#### TO DO:
Reproduce the listing below character for character; drop every image.
— Begin DATA PROVIDED —
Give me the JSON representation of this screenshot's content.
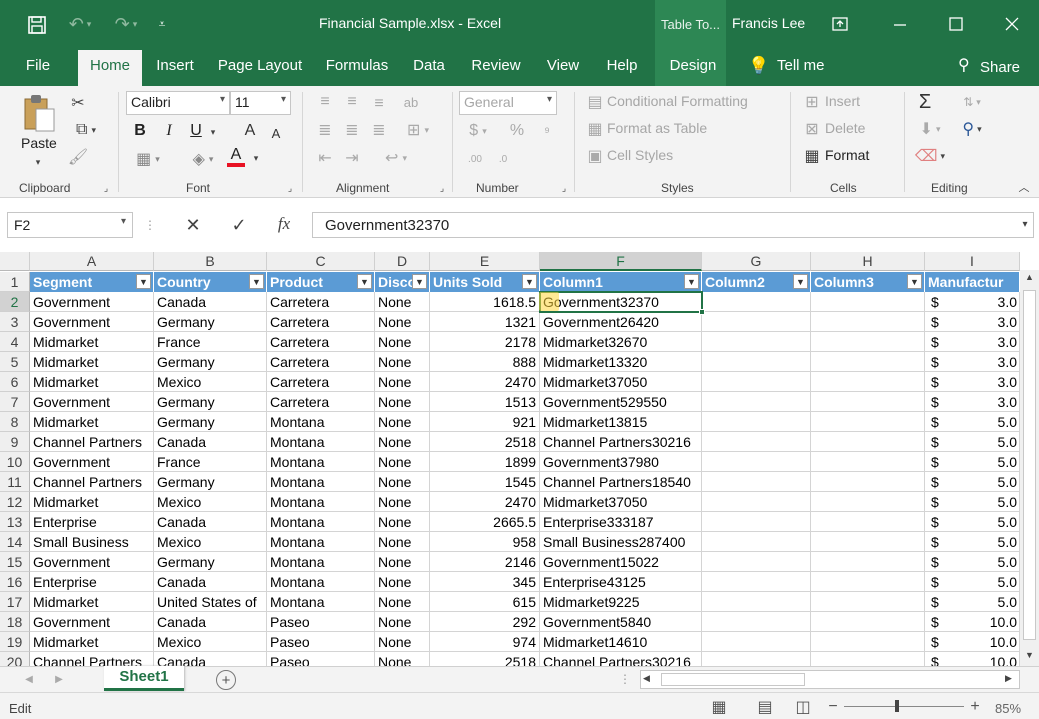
{
  "window": {
    "title": "Financial Sample.xlsx  -  Excel",
    "context_tab": "Table To...",
    "user": "Francis Lee"
  },
  "ribbon_tabs": [
    "File",
    "Home",
    "Insert",
    "Page Layout",
    "Formulas",
    "Data",
    "Review",
    "View",
    "Help",
    "Design"
  ],
  "active_tab": "Home",
  "tell_me": "Tell me",
  "share": "Share",
  "clipboard": {
    "paste": "Paste",
    "group": "Clipboard"
  },
  "font": {
    "name": "Calibri",
    "size": "11",
    "bold": "B",
    "italic": "I",
    "underline": "U",
    "grow": "A",
    "shrink": "A",
    "color_letter": "A",
    "group": "Font",
    "font_color": "#e81123"
  },
  "alignment": {
    "group": "Alignment"
  },
  "number": {
    "format": "General",
    "currency": "$",
    "percent": "%",
    "group": "Number"
  },
  "styles": {
    "conditional": "Conditional Formatting",
    "format_table": "Format as Table",
    "cell_styles": "Cell Styles",
    "group": "Styles"
  },
  "cells": {
    "insert": "Insert",
    "delete": "Delete",
    "format": "Format",
    "group": "Cells"
  },
  "editing": {
    "group": "Editing",
    "sum": "Σ"
  },
  "name_box": "F2",
  "formula": "Government32370",
  "fx": "fx",
  "columns": [
    "A",
    "B",
    "C",
    "D",
    "E",
    "F",
    "G",
    "H",
    "I"
  ],
  "table_headers": [
    "Segment",
    "Country",
    "Product",
    "Disco",
    "Units Sold",
    "Column1",
    "Column2",
    "Column3",
    "Manufactur"
  ],
  "rows": [
    {
      "n": "1"
    },
    {
      "n": "2",
      "c": [
        "Government",
        "Canada",
        "Carretera",
        "None",
        "1618.5",
        "Government32370",
        "",
        "",
        "$",
        "3.0"
      ]
    },
    {
      "n": "3",
      "c": [
        "Government",
        "Germany",
        "Carretera",
        "None",
        "1321",
        "Government26420",
        "",
        "",
        "$",
        "3.0"
      ]
    },
    {
      "n": "4",
      "c": [
        "Midmarket",
        "France",
        "Carretera",
        "None",
        "2178",
        "Midmarket32670",
        "",
        "",
        "$",
        "3.0"
      ]
    },
    {
      "n": "5",
      "c": [
        "Midmarket",
        "Germany",
        "Carretera",
        "None",
        "888",
        "Midmarket13320",
        "",
        "",
        "$",
        "3.0"
      ]
    },
    {
      "n": "6",
      "c": [
        "Midmarket",
        "Mexico",
        "Carretera",
        "None",
        "2470",
        "Midmarket37050",
        "",
        "",
        "$",
        "3.0"
      ]
    },
    {
      "n": "7",
      "c": [
        "Government",
        "Germany",
        "Carretera",
        "None",
        "1513",
        "Government529550",
        "",
        "",
        "$",
        "3.0"
      ]
    },
    {
      "n": "8",
      "c": [
        "Midmarket",
        "Germany",
        "Montana",
        "None",
        "921",
        "Midmarket13815",
        "",
        "",
        "$",
        "5.0"
      ]
    },
    {
      "n": "9",
      "c": [
        "Channel Partners",
        "Canada",
        "Montana",
        "None",
        "2518",
        "Channel Partners30216",
        "",
        "",
        "$",
        "5.0"
      ]
    },
    {
      "n": "10",
      "c": [
        "Government",
        "France",
        "Montana",
        "None",
        "1899",
        "Government37980",
        "",
        "",
        "$",
        "5.0"
      ]
    },
    {
      "n": "11",
      "c": [
        "Channel Partners",
        "Germany",
        "Montana",
        "None",
        "1545",
        "Channel Partners18540",
        "",
        "",
        "$",
        "5.0"
      ]
    },
    {
      "n": "12",
      "c": [
        "Midmarket",
        "Mexico",
        "Montana",
        "None",
        "2470",
        "Midmarket37050",
        "",
        "",
        "$",
        "5.0"
      ]
    },
    {
      "n": "13",
      "c": [
        "Enterprise",
        "Canada",
        "Montana",
        "None",
        "2665.5",
        "Enterprise333187",
        "",
        "",
        "$",
        "5.0"
      ]
    },
    {
      "n": "14",
      "c": [
        "Small Business",
        "Mexico",
        "Montana",
        "None",
        "958",
        "Small Business287400",
        "",
        "",
        "$",
        "5.0"
      ]
    },
    {
      "n": "15",
      "c": [
        "Government",
        "Germany",
        "Montana",
        "None",
        "2146",
        "Government15022",
        "",
        "",
        "$",
        "5.0"
      ]
    },
    {
      "n": "16",
      "c": [
        "Enterprise",
        "Canada",
        "Montana",
        "None",
        "345",
        "Enterprise43125",
        "",
        "",
        "$",
        "5.0"
      ]
    },
    {
      "n": "17",
      "c": [
        "Midmarket",
        "United States of",
        "Montana",
        "None",
        "615",
        "Midmarket9225",
        "",
        "",
        "$",
        "5.0"
      ]
    },
    {
      "n": "18",
      "c": [
        "Government",
        "Canada",
        "Paseo",
        "None",
        "292",
        "Government5840",
        "",
        "",
        "$",
        "10.0"
      ]
    },
    {
      "n": "19",
      "c": [
        "Midmarket",
        "Mexico",
        "Paseo",
        "None",
        "974",
        "Midmarket14610",
        "",
        "",
        "$",
        "10.0"
      ]
    },
    {
      "n": "20",
      "c": [
        "Channel Partners",
        "Canada",
        "Paseo",
        "None",
        "2518",
        "Channel Partners30216",
        "",
        "",
        "$",
        "10.0"
      ]
    }
  ],
  "sheet_tab": "Sheet1",
  "status": {
    "mode": "Edit",
    "zoom": "85%"
  },
  "colors": {
    "brand": "#217346",
    "table_header": "#5b9bd5"
  }
}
— End DATA PROVIDED —
#### SOLVED EXERCISE:
Give me the JSON representation of this screenshot's content.
{
  "window": {
    "title": "Financial Sample.xlsx  -  Excel",
    "context_tab": "Table To...",
    "user": "Francis Lee"
  },
  "ribbon_tabs": [
    "File",
    "Home",
    "Insert",
    "Page Layout",
    "Formulas",
    "Data",
    "Review",
    "View",
    "Help",
    "Design"
  ],
  "active_tab": "Home",
  "tell_me": "Tell me",
  "share": "Share",
  "clipboard": {
    "paste": "Paste",
    "group": "Clipboard"
  },
  "font": {
    "name": "Calibri",
    "size": "11",
    "bold": "B",
    "italic": "I",
    "underline": "U",
    "grow": "A",
    "shrink": "A",
    "color_letter": "A",
    "group": "Font",
    "font_color": "#e81123"
  },
  "alignment": {
    "group": "Alignment"
  },
  "number": {
    "format": "General",
    "currency": "$",
    "percent": "%",
    "group": "Number"
  },
  "styles": {
    "conditional": "Conditional Formatting",
    "format_table": "Format as Table",
    "cell_styles": "Cell Styles",
    "group": "Styles"
  },
  "cells": {
    "insert": "Insert",
    "delete": "Delete",
    "format": "Format",
    "group": "Cells"
  },
  "editing": {
    "group": "Editing",
    "sum": "Σ"
  },
  "name_box": "F2",
  "formula": "Government32370",
  "fx": "fx",
  "columns": [
    "A",
    "B",
    "C",
    "D",
    "E",
    "F",
    "G",
    "H",
    "I"
  ],
  "table_headers": [
    "Segment",
    "Country",
    "Product",
    "Disco",
    "Units Sold",
    "Column1",
    "Column2",
    "Column3",
    "Manufactur"
  ],
  "rows": [
    {
      "n": "1"
    },
    {
      "n": "2",
      "c": [
        "Government",
        "Canada",
        "Carretera",
        "None",
        "1618.5",
        "Government32370",
        "",
        "",
        "$",
        "3.0"
      ]
    },
    {
      "n": "3",
      "c": [
        "Government",
        "Germany",
        "Carretera",
        "None",
        "1321",
        "Government26420",
        "",
        "",
        "$",
        "3.0"
      ]
    },
    {
      "n": "4",
      "c": [
        "Midmarket",
        "France",
        "Carretera",
        "None",
        "2178",
        "Midmarket32670",
        "",
        "",
        "$",
        "3.0"
      ]
    },
    {
      "n": "5",
      "c": [
        "Midmarket",
        "Germany",
        "Carretera",
        "None",
        "888",
        "Midmarket13320",
        "",
        "",
        "$",
        "3.0"
      ]
    },
    {
      "n": "6",
      "c": [
        "Midmarket",
        "Mexico",
        "Carretera",
        "None",
        "2470",
        "Midmarket37050",
        "",
        "",
        "$",
        "3.0"
      ]
    },
    {
      "n": "7",
      "c": [
        "Government",
        "Germany",
        "Carretera",
        "None",
        "1513",
        "Government529550",
        "",
        "",
        "$",
        "3.0"
      ]
    },
    {
      "n": "8",
      "c": [
        "Midmarket",
        "Germany",
        "Montana",
        "None",
        "921",
        "Midmarket13815",
        "",
        "",
        "$",
        "5.0"
      ]
    },
    {
      "n": "9",
      "c": [
        "Channel Partners",
        "Canada",
        "Montana",
        "None",
        "2518",
        "Channel Partners30216",
        "",
        "",
        "$",
        "5.0"
      ]
    },
    {
      "n": "10",
      "c": [
        "Government",
        "France",
        "Montana",
        "None",
        "1899",
        "Government37980",
        "",
        "",
        "$",
        "5.0"
      ]
    },
    {
      "n": "11",
      "c": [
        "Channel Partners",
        "Germany",
        "Montana",
        "None",
        "1545",
        "Channel Partners18540",
        "",
        "",
        "$",
        "5.0"
      ]
    },
    {
      "n": "12",
      "c": [
        "Midmarket",
        "Mexico",
        "Montana",
        "None",
        "2470",
        "Midmarket37050",
        "",
        "",
        "$",
        "5.0"
      ]
    },
    {
      "n": "13",
      "c": [
        "Enterprise",
        "Canada",
        "Montana",
        "None",
        "2665.5",
        "Enterprise333187",
        "",
        "",
        "$",
        "5.0"
      ]
    },
    {
      "n": "14",
      "c": [
        "Small Business",
        "Mexico",
        "Montana",
        "None",
        "958",
        "Small Business287400",
        "",
        "",
        "$",
        "5.0"
      ]
    },
    {
      "n": "15",
      "c": [
        "Government",
        "Germany",
        "Montana",
        "None",
        "2146",
        "Government15022",
        "",
        "",
        "$",
        "5.0"
      ]
    },
    {
      "n": "16",
      "c": [
        "Enterprise",
        "Canada",
        "Montana",
        "None",
        "345",
        "Enterprise43125",
        "",
        "",
        "$",
        "5.0"
      ]
    },
    {
      "n": "17",
      "c": [
        "Midmarket",
        "United States of",
        "Montana",
        "None",
        "615",
        "Midmarket9225",
        "",
        "",
        "$",
        "5.0"
      ]
    },
    {
      "n": "18",
      "c": [
        "Government",
        "Canada",
        "Paseo",
        "None",
        "292",
        "Government5840",
        "",
        "",
        "$",
        "10.0"
      ]
    },
    {
      "n": "19",
      "c": [
        "Midmarket",
        "Mexico",
        "Paseo",
        "None",
        "974",
        "Midmarket14610",
        "",
        "",
        "$",
        "10.0"
      ]
    },
    {
      "n": "20",
      "c": [
        "Channel Partners",
        "Canada",
        "Paseo",
        "None",
        "2518",
        "Channel Partners30216",
        "",
        "",
        "$",
        "10.0"
      ]
    }
  ],
  "sheet_tab": "Sheet1",
  "status": {
    "mode": "Edit",
    "zoom": "85%"
  },
  "colors": {
    "brand": "#217346",
    "table_header": "#5b9bd5"
  }
}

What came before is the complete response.